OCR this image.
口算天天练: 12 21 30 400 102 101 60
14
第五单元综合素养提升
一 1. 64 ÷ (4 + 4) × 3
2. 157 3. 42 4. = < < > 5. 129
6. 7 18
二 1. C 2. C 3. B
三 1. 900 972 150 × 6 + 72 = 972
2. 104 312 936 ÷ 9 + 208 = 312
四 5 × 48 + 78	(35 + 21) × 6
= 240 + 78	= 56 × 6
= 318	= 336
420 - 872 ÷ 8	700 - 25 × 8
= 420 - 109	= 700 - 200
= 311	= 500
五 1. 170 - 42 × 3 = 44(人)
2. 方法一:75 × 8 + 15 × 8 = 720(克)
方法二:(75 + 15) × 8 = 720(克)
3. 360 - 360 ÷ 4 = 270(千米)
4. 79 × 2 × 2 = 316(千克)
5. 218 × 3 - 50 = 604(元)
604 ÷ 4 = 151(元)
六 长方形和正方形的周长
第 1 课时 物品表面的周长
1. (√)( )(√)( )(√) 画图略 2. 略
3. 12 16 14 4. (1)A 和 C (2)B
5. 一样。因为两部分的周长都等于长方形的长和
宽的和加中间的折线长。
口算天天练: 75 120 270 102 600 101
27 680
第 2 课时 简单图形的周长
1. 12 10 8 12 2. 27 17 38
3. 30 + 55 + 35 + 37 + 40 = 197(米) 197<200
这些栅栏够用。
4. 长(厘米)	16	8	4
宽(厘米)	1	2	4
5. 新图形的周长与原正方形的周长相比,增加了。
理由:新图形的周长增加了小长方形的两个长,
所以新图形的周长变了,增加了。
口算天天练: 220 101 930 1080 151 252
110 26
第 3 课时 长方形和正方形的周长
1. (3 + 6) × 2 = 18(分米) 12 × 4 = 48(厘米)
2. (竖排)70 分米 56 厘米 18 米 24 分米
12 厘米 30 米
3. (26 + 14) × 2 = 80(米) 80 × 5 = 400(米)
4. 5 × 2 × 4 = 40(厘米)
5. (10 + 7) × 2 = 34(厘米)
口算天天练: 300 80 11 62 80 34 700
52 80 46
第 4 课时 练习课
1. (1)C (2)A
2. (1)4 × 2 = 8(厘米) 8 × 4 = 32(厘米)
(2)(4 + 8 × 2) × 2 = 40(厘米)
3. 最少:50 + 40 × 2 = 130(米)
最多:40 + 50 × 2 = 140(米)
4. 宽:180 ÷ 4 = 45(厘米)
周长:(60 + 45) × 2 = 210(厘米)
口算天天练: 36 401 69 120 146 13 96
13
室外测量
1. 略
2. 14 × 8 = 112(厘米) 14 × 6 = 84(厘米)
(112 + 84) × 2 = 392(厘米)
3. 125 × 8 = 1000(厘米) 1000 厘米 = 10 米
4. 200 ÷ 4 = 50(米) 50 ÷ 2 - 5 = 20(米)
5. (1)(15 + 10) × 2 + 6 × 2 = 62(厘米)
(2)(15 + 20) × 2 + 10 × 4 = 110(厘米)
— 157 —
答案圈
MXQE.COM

» WHAT YOU WILL DO:
Pick out every line holding the string "口算天天练" and return it.

» RESPONSE:
口算天天练: 12 21 30 400 102 101 60
口算天天练: 75 120 270 102 600 101
口算天天练: 220 101 930 1080 151 252
口算天天练: 300 80 11 62 80 34 700
口算天天练: 36 401 69 120 146 13 96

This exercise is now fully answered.